#### Work to do:
Transcribe the entries below exactly.
== == ==
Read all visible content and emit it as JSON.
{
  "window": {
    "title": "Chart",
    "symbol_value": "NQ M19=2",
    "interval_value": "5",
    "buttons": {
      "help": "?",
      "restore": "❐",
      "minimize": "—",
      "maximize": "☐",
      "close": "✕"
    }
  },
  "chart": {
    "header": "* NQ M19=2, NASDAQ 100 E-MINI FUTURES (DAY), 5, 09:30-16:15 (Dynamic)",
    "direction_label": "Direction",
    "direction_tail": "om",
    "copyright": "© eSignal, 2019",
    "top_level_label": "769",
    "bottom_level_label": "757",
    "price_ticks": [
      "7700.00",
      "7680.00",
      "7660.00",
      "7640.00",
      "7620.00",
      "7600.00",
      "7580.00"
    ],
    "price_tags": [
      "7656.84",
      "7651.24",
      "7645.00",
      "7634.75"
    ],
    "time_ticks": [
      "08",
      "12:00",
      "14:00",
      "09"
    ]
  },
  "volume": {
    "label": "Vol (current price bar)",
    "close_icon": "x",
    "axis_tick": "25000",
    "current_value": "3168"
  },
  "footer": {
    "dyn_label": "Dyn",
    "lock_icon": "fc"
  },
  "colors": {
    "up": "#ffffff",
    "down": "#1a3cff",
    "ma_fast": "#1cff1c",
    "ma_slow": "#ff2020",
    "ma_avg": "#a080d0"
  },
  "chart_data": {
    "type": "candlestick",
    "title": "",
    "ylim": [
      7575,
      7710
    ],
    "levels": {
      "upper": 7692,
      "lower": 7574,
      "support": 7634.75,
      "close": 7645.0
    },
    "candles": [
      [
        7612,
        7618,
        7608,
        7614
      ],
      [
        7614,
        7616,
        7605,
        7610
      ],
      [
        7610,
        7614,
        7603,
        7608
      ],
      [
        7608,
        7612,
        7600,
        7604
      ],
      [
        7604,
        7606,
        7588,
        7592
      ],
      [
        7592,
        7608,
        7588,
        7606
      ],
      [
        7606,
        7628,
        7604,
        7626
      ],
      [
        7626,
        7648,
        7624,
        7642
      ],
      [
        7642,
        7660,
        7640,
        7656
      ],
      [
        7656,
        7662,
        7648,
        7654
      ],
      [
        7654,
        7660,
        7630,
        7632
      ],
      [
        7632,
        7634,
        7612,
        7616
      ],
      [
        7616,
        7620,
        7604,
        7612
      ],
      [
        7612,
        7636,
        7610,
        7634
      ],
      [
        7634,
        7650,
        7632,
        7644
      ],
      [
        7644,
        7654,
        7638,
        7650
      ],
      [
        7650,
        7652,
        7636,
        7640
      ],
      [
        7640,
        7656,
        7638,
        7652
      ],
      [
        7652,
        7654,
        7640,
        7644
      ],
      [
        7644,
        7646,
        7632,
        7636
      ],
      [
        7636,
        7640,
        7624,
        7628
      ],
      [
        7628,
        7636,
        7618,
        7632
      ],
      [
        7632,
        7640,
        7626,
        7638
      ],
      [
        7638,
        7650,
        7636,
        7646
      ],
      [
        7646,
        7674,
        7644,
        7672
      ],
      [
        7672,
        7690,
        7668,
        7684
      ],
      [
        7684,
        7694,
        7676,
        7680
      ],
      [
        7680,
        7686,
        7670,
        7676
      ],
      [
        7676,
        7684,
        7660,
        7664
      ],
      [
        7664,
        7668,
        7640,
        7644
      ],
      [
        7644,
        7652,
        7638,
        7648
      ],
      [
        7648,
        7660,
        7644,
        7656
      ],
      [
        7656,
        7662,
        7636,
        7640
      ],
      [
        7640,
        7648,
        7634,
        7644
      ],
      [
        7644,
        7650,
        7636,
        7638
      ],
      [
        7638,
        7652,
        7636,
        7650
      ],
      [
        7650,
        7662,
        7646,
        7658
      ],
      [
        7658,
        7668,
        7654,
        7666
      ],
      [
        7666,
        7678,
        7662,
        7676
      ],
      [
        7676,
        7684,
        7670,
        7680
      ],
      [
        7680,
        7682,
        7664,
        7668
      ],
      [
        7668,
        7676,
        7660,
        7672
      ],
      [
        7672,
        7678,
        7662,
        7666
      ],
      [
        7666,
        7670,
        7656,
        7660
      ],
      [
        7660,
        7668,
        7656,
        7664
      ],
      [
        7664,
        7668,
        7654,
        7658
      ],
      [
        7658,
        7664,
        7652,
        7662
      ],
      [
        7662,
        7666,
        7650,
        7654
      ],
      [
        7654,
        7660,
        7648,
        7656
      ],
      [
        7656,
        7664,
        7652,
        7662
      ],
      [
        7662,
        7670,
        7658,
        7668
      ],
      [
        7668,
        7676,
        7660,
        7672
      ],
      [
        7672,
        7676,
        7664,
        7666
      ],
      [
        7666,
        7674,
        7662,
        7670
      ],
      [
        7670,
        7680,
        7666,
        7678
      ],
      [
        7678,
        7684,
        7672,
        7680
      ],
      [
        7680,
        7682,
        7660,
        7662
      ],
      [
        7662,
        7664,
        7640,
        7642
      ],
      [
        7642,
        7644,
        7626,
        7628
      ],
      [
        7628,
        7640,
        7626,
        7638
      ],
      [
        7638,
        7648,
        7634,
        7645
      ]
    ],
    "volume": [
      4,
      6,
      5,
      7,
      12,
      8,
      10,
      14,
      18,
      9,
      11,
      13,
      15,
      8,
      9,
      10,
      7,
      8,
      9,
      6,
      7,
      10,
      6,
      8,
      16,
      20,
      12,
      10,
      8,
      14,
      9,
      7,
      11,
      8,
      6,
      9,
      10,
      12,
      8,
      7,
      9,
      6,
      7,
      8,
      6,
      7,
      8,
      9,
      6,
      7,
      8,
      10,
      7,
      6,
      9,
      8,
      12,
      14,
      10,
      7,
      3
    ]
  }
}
== == ==
#### Complete answer:
Read all visible content and emit it as JSON.
{
  "window": {
    "title": "Chart",
    "symbol_value": "NQ M19=2",
    "interval_value": "5",
    "buttons": {
      "help": "?",
      "restore": "❐",
      "minimize": "—",
      "maximize": "☐",
      "close": "✕"
    }
  },
  "chart": {
    "header": "* NQ M19=2, NASDAQ 100 E-MINI FUTURES (DAY), 5, 09:30-16:15 (Dynamic)",
    "direction_label": "Direction",
    "direction_tail": "om",
    "copyright": "© eSignal, 2019",
    "top_level_label": "769",
    "bottom_level_label": "757",
    "price_ticks": [
      "7700.00",
      "7680.00",
      "7660.00",
      "7640.00",
      "7620.00",
      "7600.00",
      "7580.00"
    ],
    "price_tags": [
      "7656.84",
      "7651.24",
      "7645.00",
      "7634.75"
    ],
    "time_ticks": [
      "08",
      "12:00",
      "14:00",
      "09"
    ]
  },
  "volume": {
    "label": "Vol (current price bar)",
    "close_icon": "x",
    "axis_tick": "25000",
    "current_value": "3168"
  },
  "footer": {
    "dyn_label": "Dyn",
    "lock_icon": "fc"
  },
  "colors": {
    "up": "#ffffff",
    "down": "#1a3cff",
    "ma_fast": "#1cff1c",
    "ma_slow": "#ff2020",
    "ma_avg": "#a080d0"
  },
  "chart_data": {
    "type": "candlestick",
    "title": "",
    "ylim": [
      7575,
      7710
    ],
    "levels": {
      "upper": 7692,
      "lower": 7574,
      "support": 7634.75,
      "close": 7645.0
    },
    "candles": [
      [
        7612,
        7618,
        7608,
        7614
      ],
      [
        7614,
        7616,
        7605,
        7610
      ],
      [
        7610,
        7614,
        7603,
        7608
      ],
      [
        7608,
        7612,
        7600,
        7604
      ],
      [
        7604,
        7606,
        7588,
        7592
      ],
      [
        7592,
        7608,
        7588,
        7606
      ],
      [
        7606,
        7628,
        7604,
        7626
      ],
      [
        7626,
        7648,
        7624,
        7642
      ],
      [
        7642,
        7660,
        7640,
        7656
      ],
      [
        7656,
        7662,
        7648,
        7654
      ],
      [
        7654,
        7660,
        7630,
        7632
      ],
      [
        7632,
        7634,
        7612,
        7616
      ],
      [
        7616,
        7620,
        7604,
        7612
      ],
      [
        7612,
        7636,
        7610,
        7634
      ],
      [
        7634,
        7650,
        7632,
        7644
      ],
      [
        7644,
        7654,
        7638,
        7650
      ],
      [
        7650,
        7652,
        7636,
        7640
      ],
      [
        7640,
        7656,
        7638,
        7652
      ],
      [
        7652,
        7654,
        7640,
        7644
      ],
      [
        7644,
        7646,
        7632,
        7636
      ],
      [
        7636,
        7640,
        7624,
        7628
      ],
      [
        7628,
        7636,
        7618,
        7632
      ],
      [
        7632,
        7640,
        7626,
        7638
      ],
      [
        7638,
        7650,
        7636,
        7646
      ],
      [
        7646,
        7674,
        7644,
        7672
      ],
      [
        7672,
        7690,
        7668,
        7684
      ],
      [
        7684,
        7694,
        7676,
        7680
      ],
      [
        7680,
        7686,
        7670,
        7676
      ],
      [
        7676,
        7684,
        7660,
        7664
      ],
      [
        7664,
        7668,
        7640,
        7644
      ],
      [
        7644,
        7652,
        7638,
        7648
      ],
      [
        7648,
        7660,
        7644,
        7656
      ],
      [
        7656,
        7662,
        7636,
        7640
      ],
      [
        7640,
        7648,
        7634,
        7644
      ],
      [
        7644,
        7650,
        7636,
        7638
      ],
      [
        7638,
        7652,
        7636,
        7650
      ],
      [
        7650,
        7662,
        7646,
        7658
      ],
      [
        7658,
        7668,
        7654,
        7666
      ],
      [
        7666,
        7678,
        7662,
        7676
      ],
      [
        7676,
        7684,
        7670,
        7680
      ],
      [
        7680,
        7682,
        7664,
        7668
      ],
      [
        7668,
        7676,
        7660,
        7672
      ],
      [
        7672,
        7678,
        7662,
        7666
      ],
      [
        7666,
        7670,
        7656,
        7660
      ],
      [
        7660,
        7668,
        7656,
        7664
      ],
      [
        7664,
        7668,
        7654,
        7658
      ],
      [
        7658,
        7664,
        7652,
        7662
      ],
      [
        7662,
        7666,
        7650,
        7654
      ],
      [
        7654,
        7660,
        7648,
        7656
      ],
      [
        7656,
        7664,
        7652,
        7662
      ],
      [
        7662,
        7670,
        7658,
        7668
      ],
      [
        7668,
        7676,
        7660,
        7672
      ],
      [
        7672,
        7676,
        7664,
        7666
      ],
      [
        7666,
        7674,
        7662,
        7670
      ],
      [
        7670,
        7680,
        7666,
        7678
      ],
      [
        7678,
        7684,
        7672,
        7680
      ],
      [
        7680,
        7682,
        7660,
        7662
      ],
      [
        7662,
        7664,
        7640,
        7642
      ],
      [
        7642,
        7644,
        7626,
        7628
      ],
      [
        7628,
        7640,
        7626,
        7638
      ],
      [
        7638,
        7648,
        7634,
        7645
      ]
    ],
    "volume": [
      4,
      6,
      5,
      7,
      12,
      8,
      10,
      14,
      18,
      9,
      11,
      13,
      15,
      8,
      9,
      10,
      7,
      8,
      9,
      6,
      7,
      10,
      6,
      8,
      16,
      20,
      12,
      10,
      8,
      14,
      9,
      7,
      11,
      8,
      6,
      9,
      10,
      12,
      8,
      7,
      9,
      6,
      7,
      8,
      6,
      7,
      8,
      9,
      6,
      7,
      8,
      10,
      7,
      6,
      9,
      8,
      12,
      14,
      10,
      7,
      3
    ]
  }
}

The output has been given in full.